Data items:
__________

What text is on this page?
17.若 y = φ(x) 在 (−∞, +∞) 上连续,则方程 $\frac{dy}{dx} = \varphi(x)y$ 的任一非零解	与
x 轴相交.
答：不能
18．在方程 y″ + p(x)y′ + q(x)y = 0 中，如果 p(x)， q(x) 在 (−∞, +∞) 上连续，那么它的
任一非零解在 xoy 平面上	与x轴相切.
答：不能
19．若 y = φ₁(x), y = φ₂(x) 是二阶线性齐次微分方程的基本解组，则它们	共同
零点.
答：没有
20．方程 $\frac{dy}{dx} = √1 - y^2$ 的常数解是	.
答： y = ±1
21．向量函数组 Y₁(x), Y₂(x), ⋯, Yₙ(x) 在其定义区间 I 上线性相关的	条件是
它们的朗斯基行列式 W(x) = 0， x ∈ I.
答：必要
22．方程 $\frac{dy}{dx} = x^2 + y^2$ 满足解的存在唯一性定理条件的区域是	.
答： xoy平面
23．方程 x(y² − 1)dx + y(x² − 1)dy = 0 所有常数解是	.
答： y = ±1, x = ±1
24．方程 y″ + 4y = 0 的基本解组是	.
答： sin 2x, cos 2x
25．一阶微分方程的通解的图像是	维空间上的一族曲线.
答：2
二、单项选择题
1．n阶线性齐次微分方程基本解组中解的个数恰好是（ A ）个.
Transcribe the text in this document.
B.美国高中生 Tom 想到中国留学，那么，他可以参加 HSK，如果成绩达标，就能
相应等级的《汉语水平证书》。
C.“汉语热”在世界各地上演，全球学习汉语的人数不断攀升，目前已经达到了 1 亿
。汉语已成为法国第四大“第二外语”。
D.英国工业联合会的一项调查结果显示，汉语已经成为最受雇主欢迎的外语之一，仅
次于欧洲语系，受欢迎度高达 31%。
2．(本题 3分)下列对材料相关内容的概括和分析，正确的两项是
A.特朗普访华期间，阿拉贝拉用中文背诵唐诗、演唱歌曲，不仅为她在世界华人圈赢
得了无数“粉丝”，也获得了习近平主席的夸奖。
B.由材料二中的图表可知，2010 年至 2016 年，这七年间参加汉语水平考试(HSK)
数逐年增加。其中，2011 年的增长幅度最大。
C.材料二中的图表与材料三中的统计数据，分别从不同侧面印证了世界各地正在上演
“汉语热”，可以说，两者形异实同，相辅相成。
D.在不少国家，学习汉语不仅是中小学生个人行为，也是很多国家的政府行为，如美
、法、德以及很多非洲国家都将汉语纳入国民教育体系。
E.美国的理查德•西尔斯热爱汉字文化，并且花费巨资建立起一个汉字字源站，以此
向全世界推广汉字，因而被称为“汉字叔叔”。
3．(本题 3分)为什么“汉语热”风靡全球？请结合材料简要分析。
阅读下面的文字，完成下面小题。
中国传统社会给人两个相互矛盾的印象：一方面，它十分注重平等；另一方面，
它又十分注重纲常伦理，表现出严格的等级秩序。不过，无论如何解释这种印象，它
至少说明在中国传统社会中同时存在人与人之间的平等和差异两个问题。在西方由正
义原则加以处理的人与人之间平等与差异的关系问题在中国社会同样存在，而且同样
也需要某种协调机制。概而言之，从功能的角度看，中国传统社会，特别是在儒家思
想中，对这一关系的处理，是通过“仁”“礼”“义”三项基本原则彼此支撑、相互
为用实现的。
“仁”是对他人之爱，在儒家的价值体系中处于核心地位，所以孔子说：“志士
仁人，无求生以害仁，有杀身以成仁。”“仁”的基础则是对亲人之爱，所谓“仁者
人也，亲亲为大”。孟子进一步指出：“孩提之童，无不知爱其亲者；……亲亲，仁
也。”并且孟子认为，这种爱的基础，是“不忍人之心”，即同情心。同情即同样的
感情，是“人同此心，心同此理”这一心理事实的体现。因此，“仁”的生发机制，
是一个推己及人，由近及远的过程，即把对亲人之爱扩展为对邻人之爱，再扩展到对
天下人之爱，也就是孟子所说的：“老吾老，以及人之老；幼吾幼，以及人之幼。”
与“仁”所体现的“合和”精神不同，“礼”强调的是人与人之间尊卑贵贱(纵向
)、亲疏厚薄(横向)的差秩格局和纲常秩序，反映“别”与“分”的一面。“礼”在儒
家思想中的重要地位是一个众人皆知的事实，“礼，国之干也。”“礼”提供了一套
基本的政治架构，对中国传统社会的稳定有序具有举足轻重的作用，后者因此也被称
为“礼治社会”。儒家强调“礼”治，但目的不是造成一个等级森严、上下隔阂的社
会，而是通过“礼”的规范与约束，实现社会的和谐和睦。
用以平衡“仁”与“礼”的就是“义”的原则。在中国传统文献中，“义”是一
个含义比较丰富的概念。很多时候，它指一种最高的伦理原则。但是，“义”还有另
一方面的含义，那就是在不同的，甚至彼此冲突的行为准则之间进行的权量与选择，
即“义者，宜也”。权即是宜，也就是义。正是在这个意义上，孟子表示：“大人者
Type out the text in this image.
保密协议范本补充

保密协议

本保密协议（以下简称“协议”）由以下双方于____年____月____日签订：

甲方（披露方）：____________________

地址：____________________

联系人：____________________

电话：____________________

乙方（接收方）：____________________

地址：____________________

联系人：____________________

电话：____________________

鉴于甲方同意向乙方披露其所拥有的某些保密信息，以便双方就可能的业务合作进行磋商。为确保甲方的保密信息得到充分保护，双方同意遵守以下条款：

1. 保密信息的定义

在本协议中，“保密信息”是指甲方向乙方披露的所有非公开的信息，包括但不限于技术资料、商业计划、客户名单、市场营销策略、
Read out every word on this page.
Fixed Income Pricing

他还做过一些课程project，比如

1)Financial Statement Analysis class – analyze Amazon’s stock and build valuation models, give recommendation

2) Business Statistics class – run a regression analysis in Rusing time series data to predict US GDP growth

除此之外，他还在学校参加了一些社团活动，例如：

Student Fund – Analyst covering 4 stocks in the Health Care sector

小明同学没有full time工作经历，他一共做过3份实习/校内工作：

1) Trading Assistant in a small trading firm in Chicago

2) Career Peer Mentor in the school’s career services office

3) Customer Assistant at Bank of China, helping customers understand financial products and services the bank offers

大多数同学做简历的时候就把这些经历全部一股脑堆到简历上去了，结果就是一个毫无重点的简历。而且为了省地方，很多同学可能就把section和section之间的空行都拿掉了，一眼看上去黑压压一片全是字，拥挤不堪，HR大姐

__________

Repeat every record, exactly as written.

What text is on this page?
17.若 y = φ(x) 在 (−∞, +∞) 上连续,则方程 $\frac{dy}{dx} = \varphi(x)y$ 的任一非零解	与
x 轴相交.
答：不能
18．在方程 y″ + p(x)y′ + q(x)y = 0 中，如果 p(x)， q(x) 在 (−∞, +∞) 上连续，那么它的
任一非零解在 xoy 平面上	与x轴相切.
答：不能
19．若 y = φ₁(x), y = φ₂(x) 是二阶线性齐次微分方程的基本解组，则它们	共同
零点.
答：没有
20．方程 $\frac{dy}{dx} = √1 - y^2$ 的常数解是	.
答： y = ±1
21．向量函数组 Y₁(x), Y₂(x), ⋯, Yₙ(x) 在其定义区间 I 上线性相关的	条件是
它们的朗斯基行列式 W(x) = 0， x ∈ I.
答：必要
22．方程 $\frac{dy}{dx} = x^2 + y^2$ 满足解的存在唯一性定理条件的区域是	.
答： xoy平面
23．方程 x(y² − 1)dx + y(x² − 1)dy = 0 所有常数解是	.
答： y = ±1, x = ±1
24．方程 y″ + 4y = 0 的基本解组是	.
答： sin 2x, cos 2x
25．一阶微分方程的通解的图像是	维空间上的一族曲线.
答：2
二、单项选择题
1．n阶线性齐次微分方程基本解组中解的个数恰好是（ A ）个.
Transcribe the text in this document.
B.美国高中生 Tom 想到中国留学，那么，他可以参加 HSK，如果成绩达标，就能
相应等级的《汉语水平证书》。
C.“汉语热”在世界各地上演，全球学习汉语的人数不断攀升，目前已经达到了 1 亿
。汉语已成为法国第四大“第二外语”。
D.英国工业联合会的一项调查结果显示，汉语已经成为最受雇主欢迎的外语之一，仅
次于欧洲语系，受欢迎度高达 31%。
2．(本题 3分)下列对材料相关内容的概括和分析，正确的两项是
A.特朗普访华期间，阿拉贝拉用中文背诵唐诗、演唱歌曲，不仅为她在世界华人圈赢
得了无数“粉丝”，也获得了习近平主席的夸奖。
B.由材料二中的图表可知，2010 年至 2016 年，这七年间参加汉语水平考试(HSK)
数逐年增加。其中，2011 年的增长幅度最大。
C.材料二中的图表与材料三中的统计数据，分别从不同侧面印证了世界各地正在上演
“汉语热”，可以说，两者形异实同，相辅相成。
D.在不少国家，学习汉语不仅是中小学生个人行为，也是很多国家的政府行为，如美
、法、德以及很多非洲国家都将汉语纳入国民教育体系。
E.美国的理查德•西尔斯热爱汉字文化，并且花费巨资建立起一个汉字字源站，以此
向全世界推广汉字，因而被称为“汉字叔叔”。
3．(本题 3分)为什么“汉语热”风靡全球？请结合材料简要分析。
阅读下面的文字，完成下面小题。
中国传统社会给人两个相互矛盾的印象：一方面，它十分注重平等；另一方面，
它又十分注重纲常伦理，表现出严格的等级秩序。不过，无论如何解释这种印象，它
至少说明在中国传统社会中同时存在人与人之间的平等和差异两个问题。在西方由正
义原则加以处理的人与人之间平等与差异的关系问题在中国社会同样存在，而且同样
也需要某种协调机制。概而言之，从功能的角度看，中国传统社会，特别是在儒家思
想中，对这一关系的处理，是通过“仁”“礼”“义”三项基本原则彼此支撑、相互
为用实现的。
“仁”是对他人之爱，在儒家的价值体系中处于核心地位，所以孔子说：“志士
仁人，无求生以害仁，有杀身以成仁。”“仁”的基础则是对亲人之爱，所谓“仁者
人也，亲亲为大”。孟子进一步指出：“孩提之童，无不知爱其亲者；……亲亲，仁
也。”并且孟子认为，这种爱的基础，是“不忍人之心”，即同情心。同情即同样的
感情，是“人同此心，心同此理”这一心理事实的体现。因此，“仁”的生发机制，
是一个推己及人，由近及远的过程，即把对亲人之爱扩展为对邻人之爱，再扩展到对
天下人之爱，也就是孟子所说的：“老吾老，以及人之老；幼吾幼，以及人之幼。”
与“仁”所体现的“合和”精神不同，“礼”强调的是人与人之间尊卑贵贱(纵向
)、亲疏厚薄(横向)的差秩格局和纲常秩序，反映“别”与“分”的一面。“礼”在儒
家思想中的重要地位是一个众人皆知的事实，“礼，国之干也。”“礼”提供了一套
基本的政治架构，对中国传统社会的稳定有序具有举足轻重的作用，后者因此也被称
为“礼治社会”。儒家强调“礼”治，但目的不是造成一个等级森严、上下隔阂的社
会，而是通过“礼”的规范与约束，实现社会的和谐和睦。
用以平衡“仁”与“礼”的就是“义”的原则。在中国传统文献中，“义”是一
个含义比较丰富的概念。很多时候，它指一种最高的伦理原则。但是，“义”还有另
一方面的含义，那就是在不同的，甚至彼此冲突的行为准则之间进行的权量与选择，
即“义者，宜也”。权即是宜，也就是义。正是在这个意义上，孟子表示：“大人者
Type out the text in this image.
保密协议范本补充

保密协议

本保密协议（以下简称“协议”）由以下双方于____年____月____日签订：

甲方（披露方）：____________________

地址：____________________

联系人：____________________

电话：____________________

乙方（接收方）：____________________

地址：____________________

联系人：____________________

电话：____________________

鉴于甲方同意向乙方披露其所拥有的某些保密信息，以便双方就可能的业务合作进行磋商。为确保甲方的保密信息得到充分保护，双方同意遵守以下条款：

1. 保密信息的定义

在本协议中，“保密信息”是指甲方向乙方披露的所有非公开的信息，包括但不限于技术资料、商业计划、客户名单、市场营销策略、
Read out every word on this page.
Fixed Income Pricing

他还做过一些课程project，比如

1)Financial Statement Analysis class – analyze Amazon’s stock and build valuation models, give recommendation

2) Business Statistics class – run a regression analysis in Rusing time series data to predict US GDP growth

除此之外，他还在学校参加了一些社团活动，例如：

Student Fund – Analyst covering 4 stocks in the Health Care sector

小明同学没有full time工作经历，他一共做过3份实习/校内工作：

1) Trading Assistant in a small trading firm in Chicago

2) Career Peer Mentor in the school’s career services office

3) Customer Assistant at Bank of China, helping customers understand financial products and services the bank offers

大多数同学做简历的时候就把这些经历全部一股脑堆到简历上去了，结果就是一个毫无重点的简历。而且为了省地方，很多同学可能就把section和section之间的空行都拿掉了，一眼看上去黑压压一片全是字，拥挤不堪，HR大姐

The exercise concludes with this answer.